Everything from the line containing "Decode this image" through the line containing "Transcribe this image's" should be repeated exactly, and nothing else from the data.

□ □ □ □ □

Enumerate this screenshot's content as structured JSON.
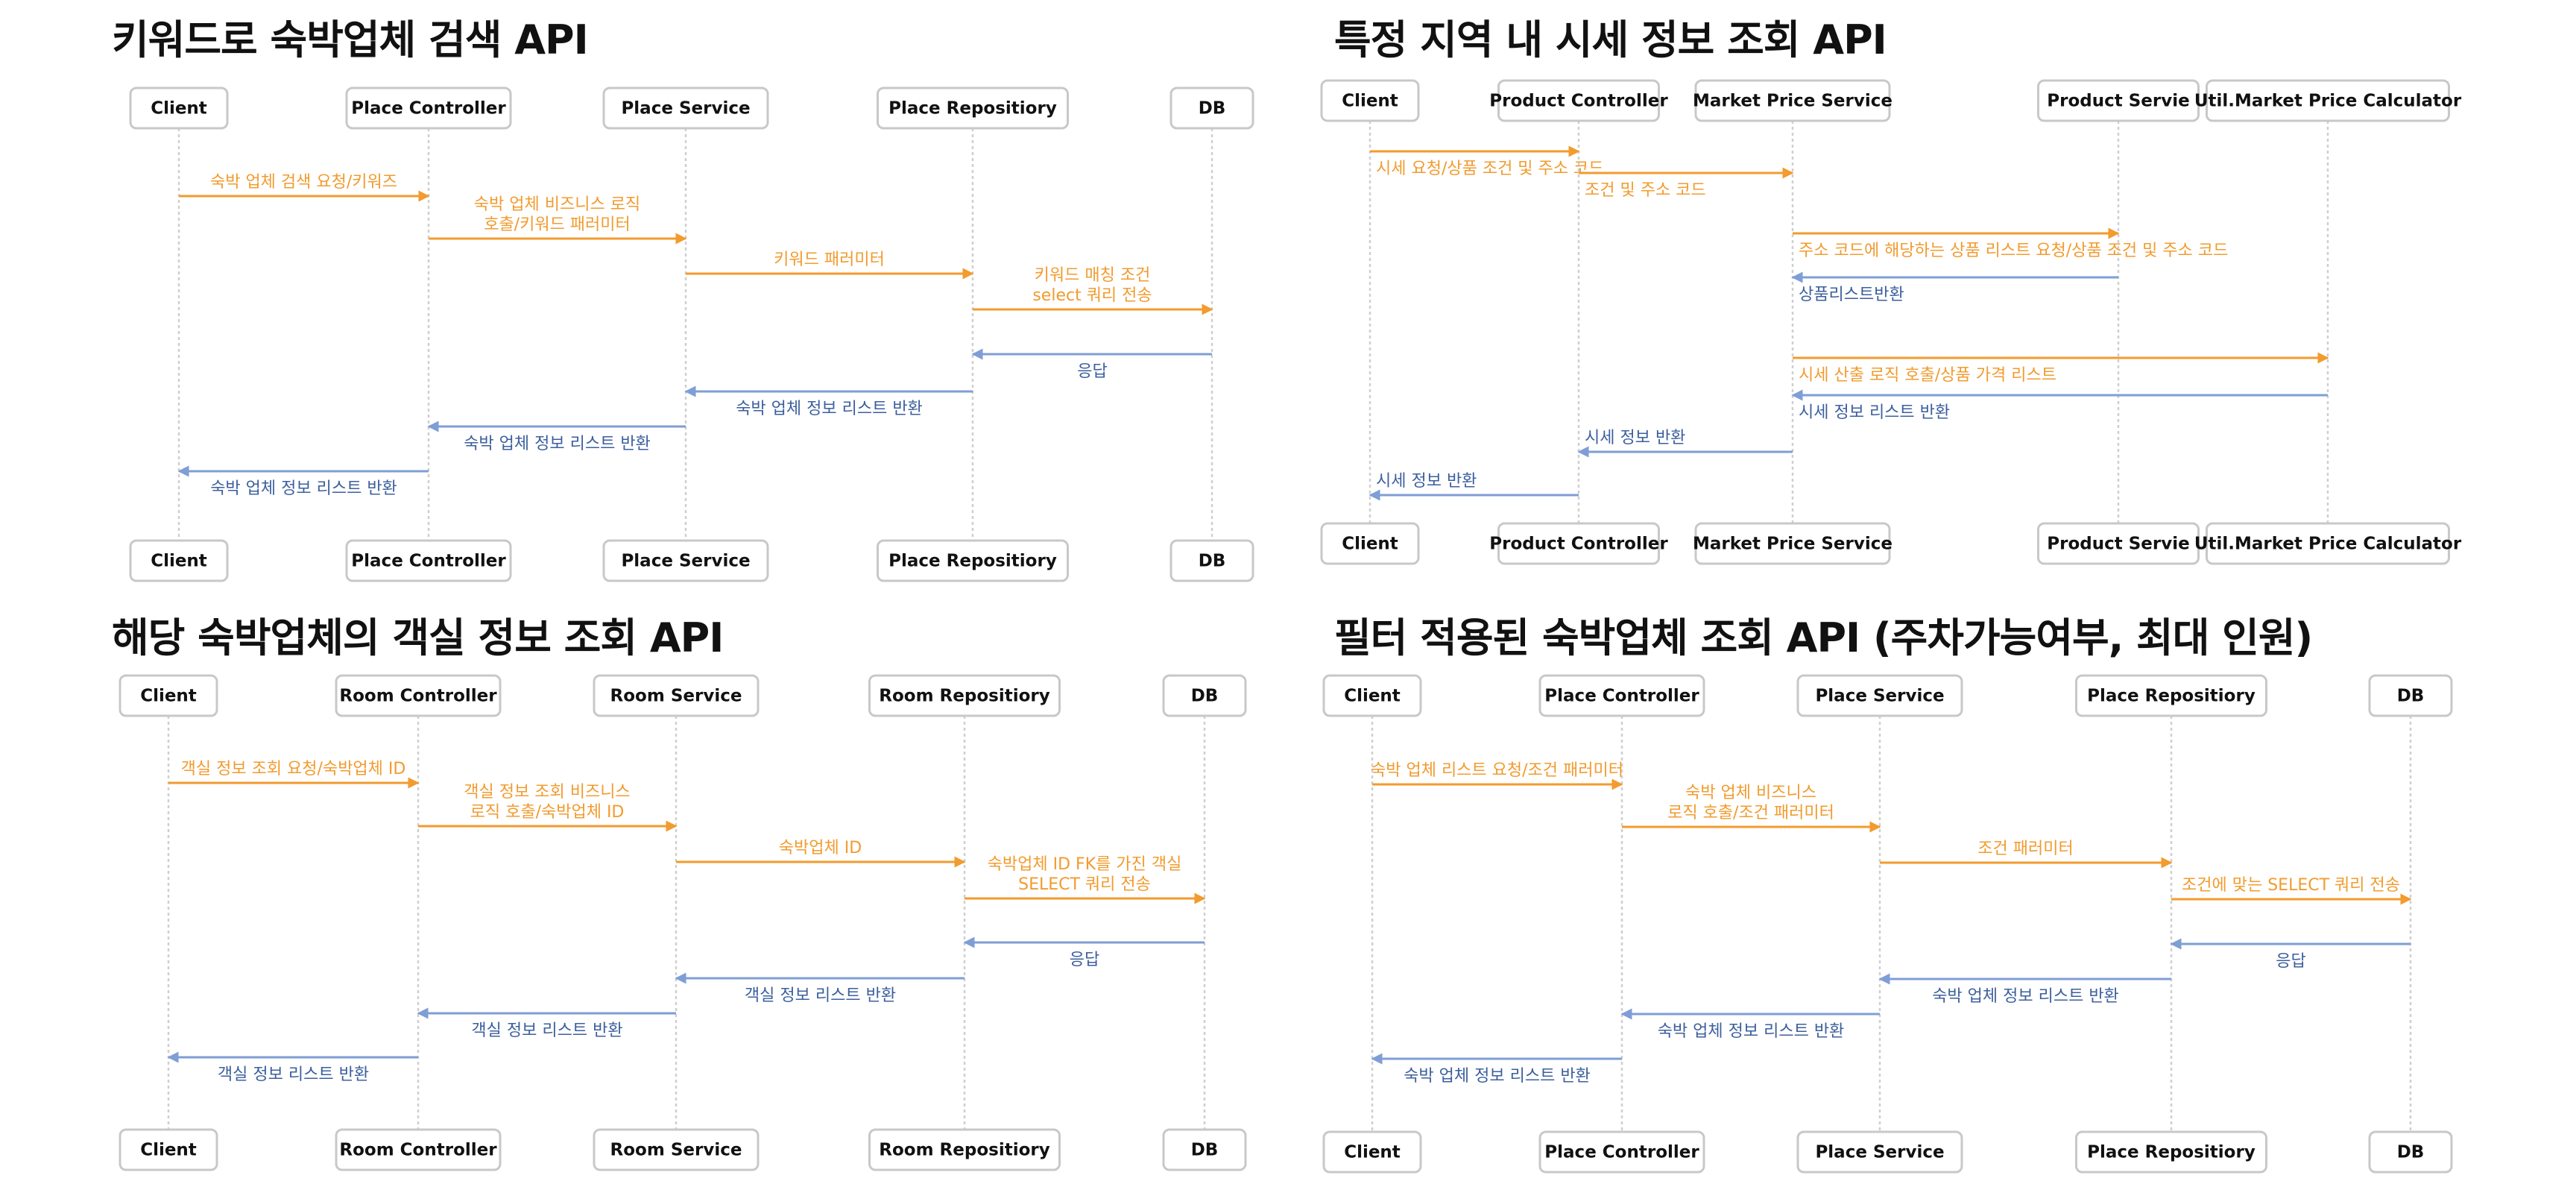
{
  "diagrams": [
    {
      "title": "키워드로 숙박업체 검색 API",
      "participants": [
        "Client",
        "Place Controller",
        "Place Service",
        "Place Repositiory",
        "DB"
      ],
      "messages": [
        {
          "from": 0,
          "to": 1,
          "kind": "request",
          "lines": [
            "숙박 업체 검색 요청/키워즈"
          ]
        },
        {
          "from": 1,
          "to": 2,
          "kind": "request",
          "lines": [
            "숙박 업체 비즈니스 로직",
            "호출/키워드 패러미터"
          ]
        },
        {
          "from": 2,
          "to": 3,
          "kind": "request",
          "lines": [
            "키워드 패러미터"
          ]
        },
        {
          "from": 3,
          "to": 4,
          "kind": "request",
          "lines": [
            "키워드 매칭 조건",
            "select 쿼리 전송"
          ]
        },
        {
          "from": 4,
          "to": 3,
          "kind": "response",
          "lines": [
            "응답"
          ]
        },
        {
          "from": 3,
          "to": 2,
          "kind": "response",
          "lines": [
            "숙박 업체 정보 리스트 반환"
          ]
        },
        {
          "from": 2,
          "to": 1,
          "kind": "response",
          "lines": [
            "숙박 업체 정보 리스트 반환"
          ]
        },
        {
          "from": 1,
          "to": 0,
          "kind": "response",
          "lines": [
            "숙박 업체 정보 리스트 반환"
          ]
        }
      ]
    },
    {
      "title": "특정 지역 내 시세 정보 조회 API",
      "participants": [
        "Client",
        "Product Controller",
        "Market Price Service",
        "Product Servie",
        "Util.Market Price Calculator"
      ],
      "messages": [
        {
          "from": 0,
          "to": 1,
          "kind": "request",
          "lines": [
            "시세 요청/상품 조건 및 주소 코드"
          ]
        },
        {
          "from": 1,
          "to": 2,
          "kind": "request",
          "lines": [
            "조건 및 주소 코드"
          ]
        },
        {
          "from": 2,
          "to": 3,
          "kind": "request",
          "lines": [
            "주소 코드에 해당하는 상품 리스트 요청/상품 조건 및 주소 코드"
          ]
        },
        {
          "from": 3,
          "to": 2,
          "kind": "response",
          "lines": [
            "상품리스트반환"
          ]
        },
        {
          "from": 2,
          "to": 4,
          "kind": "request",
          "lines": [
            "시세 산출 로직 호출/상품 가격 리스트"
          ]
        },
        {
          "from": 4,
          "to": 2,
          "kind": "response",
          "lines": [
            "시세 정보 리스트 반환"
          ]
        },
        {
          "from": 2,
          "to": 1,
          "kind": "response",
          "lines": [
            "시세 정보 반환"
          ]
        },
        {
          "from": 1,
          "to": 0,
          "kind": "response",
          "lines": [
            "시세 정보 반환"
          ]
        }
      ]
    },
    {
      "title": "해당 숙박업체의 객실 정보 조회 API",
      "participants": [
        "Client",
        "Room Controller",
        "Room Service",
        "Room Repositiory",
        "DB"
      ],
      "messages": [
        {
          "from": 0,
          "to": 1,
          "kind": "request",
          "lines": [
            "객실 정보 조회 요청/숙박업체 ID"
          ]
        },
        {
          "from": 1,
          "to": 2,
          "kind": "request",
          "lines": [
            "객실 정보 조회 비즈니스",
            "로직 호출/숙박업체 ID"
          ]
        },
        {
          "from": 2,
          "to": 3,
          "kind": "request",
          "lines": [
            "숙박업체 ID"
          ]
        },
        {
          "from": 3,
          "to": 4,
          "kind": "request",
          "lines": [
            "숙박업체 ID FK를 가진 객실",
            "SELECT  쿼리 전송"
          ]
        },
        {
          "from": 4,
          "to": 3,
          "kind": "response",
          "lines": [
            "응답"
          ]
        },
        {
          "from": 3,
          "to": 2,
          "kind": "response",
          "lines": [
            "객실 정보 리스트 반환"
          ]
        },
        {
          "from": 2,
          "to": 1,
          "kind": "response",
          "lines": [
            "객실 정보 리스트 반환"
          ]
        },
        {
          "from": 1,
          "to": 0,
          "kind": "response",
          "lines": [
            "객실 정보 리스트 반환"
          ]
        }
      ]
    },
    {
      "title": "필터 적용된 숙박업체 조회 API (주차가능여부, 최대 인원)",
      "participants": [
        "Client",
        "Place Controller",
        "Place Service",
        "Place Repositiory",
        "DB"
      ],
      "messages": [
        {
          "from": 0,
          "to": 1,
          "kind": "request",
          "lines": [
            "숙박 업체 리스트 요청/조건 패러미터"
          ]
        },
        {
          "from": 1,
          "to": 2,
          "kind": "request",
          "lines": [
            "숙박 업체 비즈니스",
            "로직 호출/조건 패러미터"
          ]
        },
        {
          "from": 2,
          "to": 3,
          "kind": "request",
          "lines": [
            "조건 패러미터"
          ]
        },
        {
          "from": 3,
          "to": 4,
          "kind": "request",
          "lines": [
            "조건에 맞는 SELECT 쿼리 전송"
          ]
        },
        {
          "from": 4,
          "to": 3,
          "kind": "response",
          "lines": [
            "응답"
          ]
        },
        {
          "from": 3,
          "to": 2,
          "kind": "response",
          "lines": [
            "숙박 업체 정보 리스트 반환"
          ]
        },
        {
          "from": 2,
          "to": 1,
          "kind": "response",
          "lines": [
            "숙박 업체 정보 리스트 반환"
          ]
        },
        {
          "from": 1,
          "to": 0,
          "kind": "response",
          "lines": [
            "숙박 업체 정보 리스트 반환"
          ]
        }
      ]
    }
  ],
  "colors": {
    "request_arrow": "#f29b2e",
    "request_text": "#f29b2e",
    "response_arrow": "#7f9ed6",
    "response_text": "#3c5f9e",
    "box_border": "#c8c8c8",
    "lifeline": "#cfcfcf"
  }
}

□ □ □ □ □

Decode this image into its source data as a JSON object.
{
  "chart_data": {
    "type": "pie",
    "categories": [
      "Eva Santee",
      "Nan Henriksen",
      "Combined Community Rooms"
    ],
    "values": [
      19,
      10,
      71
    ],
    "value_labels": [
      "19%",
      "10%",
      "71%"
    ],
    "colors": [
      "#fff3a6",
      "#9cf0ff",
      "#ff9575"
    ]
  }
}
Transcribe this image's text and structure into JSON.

□ □ □ □ □

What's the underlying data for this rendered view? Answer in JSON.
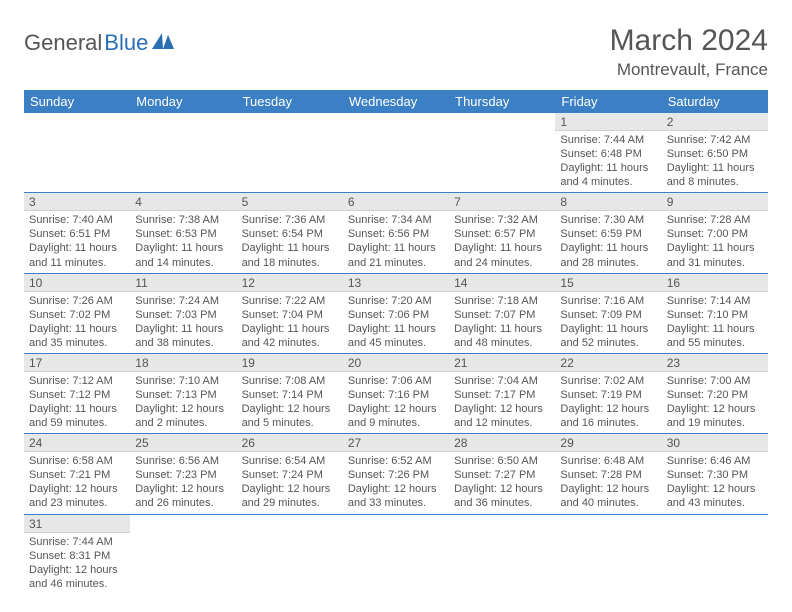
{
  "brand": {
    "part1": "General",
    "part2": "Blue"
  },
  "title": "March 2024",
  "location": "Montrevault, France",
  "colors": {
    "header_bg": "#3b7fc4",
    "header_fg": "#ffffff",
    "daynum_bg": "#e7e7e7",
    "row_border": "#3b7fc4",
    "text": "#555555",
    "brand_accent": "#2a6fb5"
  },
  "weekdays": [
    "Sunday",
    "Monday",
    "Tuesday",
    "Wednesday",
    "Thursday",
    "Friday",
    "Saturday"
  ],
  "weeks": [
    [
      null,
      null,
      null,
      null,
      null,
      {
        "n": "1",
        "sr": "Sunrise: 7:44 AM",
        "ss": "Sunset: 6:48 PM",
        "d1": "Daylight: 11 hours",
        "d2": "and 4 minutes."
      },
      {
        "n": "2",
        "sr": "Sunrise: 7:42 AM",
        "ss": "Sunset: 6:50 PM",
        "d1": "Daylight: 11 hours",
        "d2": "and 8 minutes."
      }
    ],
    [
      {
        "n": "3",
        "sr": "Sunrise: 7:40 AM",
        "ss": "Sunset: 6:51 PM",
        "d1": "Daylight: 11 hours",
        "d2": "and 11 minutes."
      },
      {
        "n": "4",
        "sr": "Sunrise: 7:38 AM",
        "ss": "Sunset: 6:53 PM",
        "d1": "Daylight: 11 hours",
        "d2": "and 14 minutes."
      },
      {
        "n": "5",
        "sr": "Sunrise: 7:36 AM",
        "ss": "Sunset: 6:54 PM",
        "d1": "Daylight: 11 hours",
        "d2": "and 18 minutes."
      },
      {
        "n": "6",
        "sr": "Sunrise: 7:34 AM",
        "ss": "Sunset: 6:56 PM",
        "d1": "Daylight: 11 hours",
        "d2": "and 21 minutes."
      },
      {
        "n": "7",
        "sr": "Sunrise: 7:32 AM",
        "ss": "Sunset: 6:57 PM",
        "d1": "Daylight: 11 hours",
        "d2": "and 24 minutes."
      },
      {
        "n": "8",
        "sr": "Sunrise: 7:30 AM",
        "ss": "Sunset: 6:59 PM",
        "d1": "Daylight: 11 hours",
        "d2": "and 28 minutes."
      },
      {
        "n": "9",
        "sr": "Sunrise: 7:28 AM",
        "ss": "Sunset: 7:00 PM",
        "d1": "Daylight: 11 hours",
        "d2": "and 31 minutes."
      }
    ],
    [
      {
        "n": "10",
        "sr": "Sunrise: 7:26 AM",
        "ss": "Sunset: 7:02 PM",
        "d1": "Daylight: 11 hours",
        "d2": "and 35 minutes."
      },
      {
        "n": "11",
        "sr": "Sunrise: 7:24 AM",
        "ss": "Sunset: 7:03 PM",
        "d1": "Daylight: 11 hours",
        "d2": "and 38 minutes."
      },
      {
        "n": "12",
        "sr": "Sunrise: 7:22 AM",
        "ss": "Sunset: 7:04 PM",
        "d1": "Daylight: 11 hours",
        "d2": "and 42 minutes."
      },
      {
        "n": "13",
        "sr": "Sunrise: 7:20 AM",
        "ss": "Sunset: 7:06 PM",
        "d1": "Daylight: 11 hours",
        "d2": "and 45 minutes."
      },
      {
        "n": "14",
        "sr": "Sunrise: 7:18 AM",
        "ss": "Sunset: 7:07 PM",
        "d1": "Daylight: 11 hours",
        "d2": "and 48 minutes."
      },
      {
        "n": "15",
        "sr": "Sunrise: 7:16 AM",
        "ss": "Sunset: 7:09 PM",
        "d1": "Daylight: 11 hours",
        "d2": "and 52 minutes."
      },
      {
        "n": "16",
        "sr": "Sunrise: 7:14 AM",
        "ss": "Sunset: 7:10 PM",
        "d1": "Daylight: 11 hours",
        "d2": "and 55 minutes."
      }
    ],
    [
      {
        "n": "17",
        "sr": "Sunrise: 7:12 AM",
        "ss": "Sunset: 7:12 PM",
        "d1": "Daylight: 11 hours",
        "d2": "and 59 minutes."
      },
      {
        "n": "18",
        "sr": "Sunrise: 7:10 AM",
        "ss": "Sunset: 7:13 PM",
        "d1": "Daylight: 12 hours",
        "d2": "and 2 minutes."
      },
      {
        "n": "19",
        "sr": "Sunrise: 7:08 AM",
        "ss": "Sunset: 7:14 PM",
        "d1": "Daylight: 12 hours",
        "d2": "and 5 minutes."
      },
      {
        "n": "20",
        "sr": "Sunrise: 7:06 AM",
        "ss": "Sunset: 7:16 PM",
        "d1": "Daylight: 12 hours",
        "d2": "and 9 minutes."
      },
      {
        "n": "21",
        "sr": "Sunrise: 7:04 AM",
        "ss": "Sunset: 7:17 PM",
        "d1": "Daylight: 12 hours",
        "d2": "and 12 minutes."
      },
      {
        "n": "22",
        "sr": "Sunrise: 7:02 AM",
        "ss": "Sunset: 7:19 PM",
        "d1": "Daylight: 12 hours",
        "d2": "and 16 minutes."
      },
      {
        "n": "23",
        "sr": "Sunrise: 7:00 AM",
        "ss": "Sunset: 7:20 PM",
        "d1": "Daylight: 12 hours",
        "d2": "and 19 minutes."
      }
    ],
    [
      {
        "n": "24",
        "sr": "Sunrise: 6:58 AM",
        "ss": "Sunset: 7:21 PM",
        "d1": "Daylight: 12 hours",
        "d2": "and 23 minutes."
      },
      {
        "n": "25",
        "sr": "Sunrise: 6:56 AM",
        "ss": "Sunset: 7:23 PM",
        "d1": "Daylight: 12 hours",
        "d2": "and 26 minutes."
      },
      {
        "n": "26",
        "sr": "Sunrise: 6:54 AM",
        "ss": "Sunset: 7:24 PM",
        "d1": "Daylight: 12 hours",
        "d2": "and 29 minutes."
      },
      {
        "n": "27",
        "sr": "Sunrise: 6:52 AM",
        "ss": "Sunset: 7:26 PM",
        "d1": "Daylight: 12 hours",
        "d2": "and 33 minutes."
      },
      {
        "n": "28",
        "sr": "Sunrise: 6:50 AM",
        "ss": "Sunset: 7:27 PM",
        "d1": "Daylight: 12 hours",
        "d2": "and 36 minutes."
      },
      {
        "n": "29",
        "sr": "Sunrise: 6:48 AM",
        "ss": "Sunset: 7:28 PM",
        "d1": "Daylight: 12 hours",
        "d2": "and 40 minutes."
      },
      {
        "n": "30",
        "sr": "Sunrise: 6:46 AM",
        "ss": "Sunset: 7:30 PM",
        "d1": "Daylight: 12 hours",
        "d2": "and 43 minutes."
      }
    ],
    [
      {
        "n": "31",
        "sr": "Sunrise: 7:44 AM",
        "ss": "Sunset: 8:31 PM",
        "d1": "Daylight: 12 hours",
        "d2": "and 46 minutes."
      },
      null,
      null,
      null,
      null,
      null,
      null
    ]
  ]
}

□ □ □ □ □

* SOLUTION TO THIS EXERCISE:
Decode this image into its source data as a JSON object.
{
  "chart_data": {
    "type": "pie",
    "categories": [
      "Eva Santee",
      "Nan Henriksen",
      "Combined Community Rooms"
    ],
    "values": [
      19,
      10,
      71
    ],
    "value_labels": [
      "19%",
      "10%",
      "71%"
    ],
    "colors": [
      "#fff3a6",
      "#9cf0ff",
      "#ff9575"
    ]
  }
}
Transcribe this image's text and structure into JSON.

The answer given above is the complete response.